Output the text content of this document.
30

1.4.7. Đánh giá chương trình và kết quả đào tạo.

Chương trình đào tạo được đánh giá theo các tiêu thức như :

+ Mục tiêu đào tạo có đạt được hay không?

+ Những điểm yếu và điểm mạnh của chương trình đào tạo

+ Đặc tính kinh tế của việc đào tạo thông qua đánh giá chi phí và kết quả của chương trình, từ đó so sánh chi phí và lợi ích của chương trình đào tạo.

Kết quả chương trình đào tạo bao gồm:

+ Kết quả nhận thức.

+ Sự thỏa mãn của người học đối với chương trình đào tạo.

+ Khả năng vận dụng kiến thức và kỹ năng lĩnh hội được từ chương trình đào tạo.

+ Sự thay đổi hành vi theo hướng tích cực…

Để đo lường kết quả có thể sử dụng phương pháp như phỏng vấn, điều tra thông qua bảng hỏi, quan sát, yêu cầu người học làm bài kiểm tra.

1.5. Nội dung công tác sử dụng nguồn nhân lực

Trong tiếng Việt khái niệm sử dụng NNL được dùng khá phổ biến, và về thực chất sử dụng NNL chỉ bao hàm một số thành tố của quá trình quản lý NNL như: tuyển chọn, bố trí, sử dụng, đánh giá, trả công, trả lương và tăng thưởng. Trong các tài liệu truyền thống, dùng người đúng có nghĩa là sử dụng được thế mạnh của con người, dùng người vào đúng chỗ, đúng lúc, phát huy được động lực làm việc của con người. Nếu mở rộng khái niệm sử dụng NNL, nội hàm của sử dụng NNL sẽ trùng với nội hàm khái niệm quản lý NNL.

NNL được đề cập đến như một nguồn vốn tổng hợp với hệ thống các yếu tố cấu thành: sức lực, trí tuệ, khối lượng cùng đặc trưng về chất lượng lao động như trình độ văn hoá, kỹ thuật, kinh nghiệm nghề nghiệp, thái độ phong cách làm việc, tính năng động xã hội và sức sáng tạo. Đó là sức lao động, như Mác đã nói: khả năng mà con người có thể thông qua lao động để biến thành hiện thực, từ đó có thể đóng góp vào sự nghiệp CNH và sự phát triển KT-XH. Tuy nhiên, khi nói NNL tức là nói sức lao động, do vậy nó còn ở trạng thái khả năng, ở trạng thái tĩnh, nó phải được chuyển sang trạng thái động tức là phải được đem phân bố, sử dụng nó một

* **Requirement**:
Make a verbatim copy of every entry shown above.

* **Completed task**:
Output the text content of this document.
30

1.4.7. Đánh giá chương trình và kết quả đào tạo.

Chương trình đào tạo được đánh giá theo các tiêu thức như :

+ Mục tiêu đào tạo có đạt được hay không?

+ Những điểm yếu và điểm mạnh của chương trình đào tạo

+ Đặc tính kinh tế của việc đào tạo thông qua đánh giá chi phí và kết quả của chương trình, từ đó so sánh chi phí và lợi ích của chương trình đào tạo.

Kết quả chương trình đào tạo bao gồm:

+ Kết quả nhận thức.

+ Sự thỏa mãn của người học đối với chương trình đào tạo.

+ Khả năng vận dụng kiến thức và kỹ năng lĩnh hội được từ chương trình đào tạo.

+ Sự thay đổi hành vi theo hướng tích cực…

Để đo lường kết quả có thể sử dụng phương pháp như phỏng vấn, điều tra thông qua bảng hỏi, quan sát, yêu cầu người học làm bài kiểm tra.

1.5. Nội dung công tác sử dụng nguồn nhân lực

Trong tiếng Việt khái niệm sử dụng NNL được dùng khá phổ biến, và về thực chất sử dụng NNL chỉ bao hàm một số thành tố của quá trình quản lý NNL như: tuyển chọn, bố trí, sử dụng, đánh giá, trả công, trả lương và tăng thưởng. Trong các tài liệu truyền thống, dùng người đúng có nghĩa là sử dụng được thế mạnh của con người, dùng người vào đúng chỗ, đúng lúc, phát huy được động lực làm việc của con người. Nếu mở rộng khái niệm sử dụng NNL, nội hàm của sử dụng NNL sẽ trùng với nội hàm khái niệm quản lý NNL.

NNL được đề cập đến như một nguồn vốn tổng hợp với hệ thống các yếu tố cấu thành: sức lực, trí tuệ, khối lượng cùng đặc trưng về chất lượng lao động như trình độ văn hoá, kỹ thuật, kinh nghiệm nghề nghiệp, thái độ phong cách làm việc, tính năng động xã hội và sức sáng tạo. Đó là sức lao động, như Mác đã nói: khả năng mà con người có thể thông qua lao động để biến thành hiện thực, từ đó có thể đóng góp vào sự nghiệp CNH và sự phát triển KT-XH. Tuy nhiên, khi nói NNL tức là nói sức lao động, do vậy nó còn ở trạng thái khả năng, ở trạng thái tĩnh, nó phải được chuyển sang trạng thái động tức là phải được đem phân bố, sử dụng nó một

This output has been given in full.